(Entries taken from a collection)
□ □ □ □ □ □ □

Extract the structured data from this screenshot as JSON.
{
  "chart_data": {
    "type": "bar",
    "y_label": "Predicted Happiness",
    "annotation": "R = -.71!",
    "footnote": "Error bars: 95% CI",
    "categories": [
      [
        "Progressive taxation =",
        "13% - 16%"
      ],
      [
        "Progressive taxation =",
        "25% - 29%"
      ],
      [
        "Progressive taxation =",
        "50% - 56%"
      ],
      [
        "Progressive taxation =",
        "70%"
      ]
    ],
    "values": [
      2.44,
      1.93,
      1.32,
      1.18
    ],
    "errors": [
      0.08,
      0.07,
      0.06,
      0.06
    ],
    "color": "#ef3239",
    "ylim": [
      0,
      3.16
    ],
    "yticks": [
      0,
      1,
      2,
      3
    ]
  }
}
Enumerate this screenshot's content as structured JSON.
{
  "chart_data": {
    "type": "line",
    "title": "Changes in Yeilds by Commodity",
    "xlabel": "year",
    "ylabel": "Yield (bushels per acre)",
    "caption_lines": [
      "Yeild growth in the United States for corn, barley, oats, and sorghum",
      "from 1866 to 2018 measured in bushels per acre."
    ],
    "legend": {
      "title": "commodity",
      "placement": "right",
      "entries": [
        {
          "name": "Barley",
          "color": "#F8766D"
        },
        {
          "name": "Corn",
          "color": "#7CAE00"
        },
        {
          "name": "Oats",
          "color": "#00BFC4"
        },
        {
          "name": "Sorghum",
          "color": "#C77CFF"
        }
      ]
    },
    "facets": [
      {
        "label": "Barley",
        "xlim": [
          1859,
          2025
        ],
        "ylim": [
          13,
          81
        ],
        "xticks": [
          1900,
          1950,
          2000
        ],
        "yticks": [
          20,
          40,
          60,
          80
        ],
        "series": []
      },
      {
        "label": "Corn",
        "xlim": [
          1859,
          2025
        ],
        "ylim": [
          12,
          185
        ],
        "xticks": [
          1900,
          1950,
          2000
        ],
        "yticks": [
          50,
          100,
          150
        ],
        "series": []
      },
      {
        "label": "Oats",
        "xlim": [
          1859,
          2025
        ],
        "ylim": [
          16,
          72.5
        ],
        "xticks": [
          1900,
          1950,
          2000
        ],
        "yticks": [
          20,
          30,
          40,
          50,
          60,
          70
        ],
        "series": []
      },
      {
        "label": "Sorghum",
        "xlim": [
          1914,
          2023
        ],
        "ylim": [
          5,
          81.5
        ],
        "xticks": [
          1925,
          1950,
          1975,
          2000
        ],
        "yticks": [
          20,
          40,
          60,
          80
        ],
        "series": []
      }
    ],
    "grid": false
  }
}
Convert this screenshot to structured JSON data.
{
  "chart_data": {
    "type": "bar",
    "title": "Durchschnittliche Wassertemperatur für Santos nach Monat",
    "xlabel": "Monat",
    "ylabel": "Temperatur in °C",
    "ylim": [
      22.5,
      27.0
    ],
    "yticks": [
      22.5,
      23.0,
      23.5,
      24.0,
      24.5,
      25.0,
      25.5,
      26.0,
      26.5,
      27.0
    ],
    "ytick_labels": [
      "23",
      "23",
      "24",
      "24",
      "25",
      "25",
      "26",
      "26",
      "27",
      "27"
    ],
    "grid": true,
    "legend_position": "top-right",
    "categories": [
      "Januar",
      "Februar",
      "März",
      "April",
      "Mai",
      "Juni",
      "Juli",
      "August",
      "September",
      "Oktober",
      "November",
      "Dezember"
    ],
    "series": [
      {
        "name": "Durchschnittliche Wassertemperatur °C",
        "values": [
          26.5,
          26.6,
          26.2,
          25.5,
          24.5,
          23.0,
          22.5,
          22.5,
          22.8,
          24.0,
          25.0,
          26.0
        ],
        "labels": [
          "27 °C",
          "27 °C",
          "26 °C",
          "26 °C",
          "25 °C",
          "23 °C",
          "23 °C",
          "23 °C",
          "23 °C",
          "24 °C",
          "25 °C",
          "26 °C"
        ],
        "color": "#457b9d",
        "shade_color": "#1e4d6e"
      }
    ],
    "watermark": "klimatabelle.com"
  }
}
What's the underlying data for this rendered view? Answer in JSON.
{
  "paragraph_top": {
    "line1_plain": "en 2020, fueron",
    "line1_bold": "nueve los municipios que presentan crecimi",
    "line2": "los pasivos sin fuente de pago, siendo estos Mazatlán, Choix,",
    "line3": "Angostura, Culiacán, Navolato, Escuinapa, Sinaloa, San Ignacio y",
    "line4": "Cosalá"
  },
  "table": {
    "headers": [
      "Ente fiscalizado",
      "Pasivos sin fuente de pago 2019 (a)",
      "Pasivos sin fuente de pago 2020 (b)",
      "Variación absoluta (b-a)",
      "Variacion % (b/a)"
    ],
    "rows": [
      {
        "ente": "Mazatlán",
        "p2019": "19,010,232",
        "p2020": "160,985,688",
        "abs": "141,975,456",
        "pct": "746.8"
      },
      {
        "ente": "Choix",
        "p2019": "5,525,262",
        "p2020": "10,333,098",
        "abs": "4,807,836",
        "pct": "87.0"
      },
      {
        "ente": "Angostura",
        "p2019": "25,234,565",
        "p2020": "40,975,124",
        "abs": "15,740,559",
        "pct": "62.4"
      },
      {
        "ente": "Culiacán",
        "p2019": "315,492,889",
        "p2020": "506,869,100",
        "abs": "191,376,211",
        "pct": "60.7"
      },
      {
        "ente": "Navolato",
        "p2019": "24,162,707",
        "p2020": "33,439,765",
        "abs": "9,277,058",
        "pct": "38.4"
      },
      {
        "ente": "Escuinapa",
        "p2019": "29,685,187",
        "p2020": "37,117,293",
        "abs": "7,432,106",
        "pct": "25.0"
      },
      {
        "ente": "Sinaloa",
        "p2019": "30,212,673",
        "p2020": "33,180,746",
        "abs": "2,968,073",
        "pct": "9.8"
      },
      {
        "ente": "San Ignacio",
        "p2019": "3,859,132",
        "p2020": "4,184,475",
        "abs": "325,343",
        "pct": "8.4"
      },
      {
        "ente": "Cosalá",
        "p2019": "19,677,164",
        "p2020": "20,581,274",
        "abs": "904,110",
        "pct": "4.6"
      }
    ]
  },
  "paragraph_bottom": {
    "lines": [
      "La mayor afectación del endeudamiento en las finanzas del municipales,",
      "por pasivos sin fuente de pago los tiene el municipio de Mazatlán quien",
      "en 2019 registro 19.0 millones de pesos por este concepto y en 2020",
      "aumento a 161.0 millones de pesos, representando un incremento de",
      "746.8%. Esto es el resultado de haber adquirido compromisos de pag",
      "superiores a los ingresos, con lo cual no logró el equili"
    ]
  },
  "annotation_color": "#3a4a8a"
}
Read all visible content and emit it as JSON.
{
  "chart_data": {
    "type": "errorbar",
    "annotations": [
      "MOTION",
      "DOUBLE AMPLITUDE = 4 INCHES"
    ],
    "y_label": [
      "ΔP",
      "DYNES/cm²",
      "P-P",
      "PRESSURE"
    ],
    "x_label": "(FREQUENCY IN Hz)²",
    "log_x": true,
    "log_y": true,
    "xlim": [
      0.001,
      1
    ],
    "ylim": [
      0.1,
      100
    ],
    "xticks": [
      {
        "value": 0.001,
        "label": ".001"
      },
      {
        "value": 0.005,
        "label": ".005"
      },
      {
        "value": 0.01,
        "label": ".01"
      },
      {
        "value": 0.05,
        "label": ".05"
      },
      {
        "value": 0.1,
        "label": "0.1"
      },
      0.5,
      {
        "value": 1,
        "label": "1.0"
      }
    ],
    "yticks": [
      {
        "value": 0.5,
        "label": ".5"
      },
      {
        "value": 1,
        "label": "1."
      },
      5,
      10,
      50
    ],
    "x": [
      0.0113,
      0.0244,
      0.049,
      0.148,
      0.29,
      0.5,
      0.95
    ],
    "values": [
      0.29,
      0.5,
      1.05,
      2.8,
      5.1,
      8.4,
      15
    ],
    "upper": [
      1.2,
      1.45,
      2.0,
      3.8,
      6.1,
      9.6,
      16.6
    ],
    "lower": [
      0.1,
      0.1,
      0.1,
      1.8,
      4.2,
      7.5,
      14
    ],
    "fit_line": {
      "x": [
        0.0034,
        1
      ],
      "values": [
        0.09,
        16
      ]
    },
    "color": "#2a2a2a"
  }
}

□ □ □ □ □ □ □

- **Exercise prompt**
Search the data above for the string "Culiacán" and copy each line that has it.

- **Response to this exercise**
    "line3": "Angostura, Culiacán, Navolato, Escuinapa, Sinaloa, San Ignacio y",
        "ente": "Culiacán",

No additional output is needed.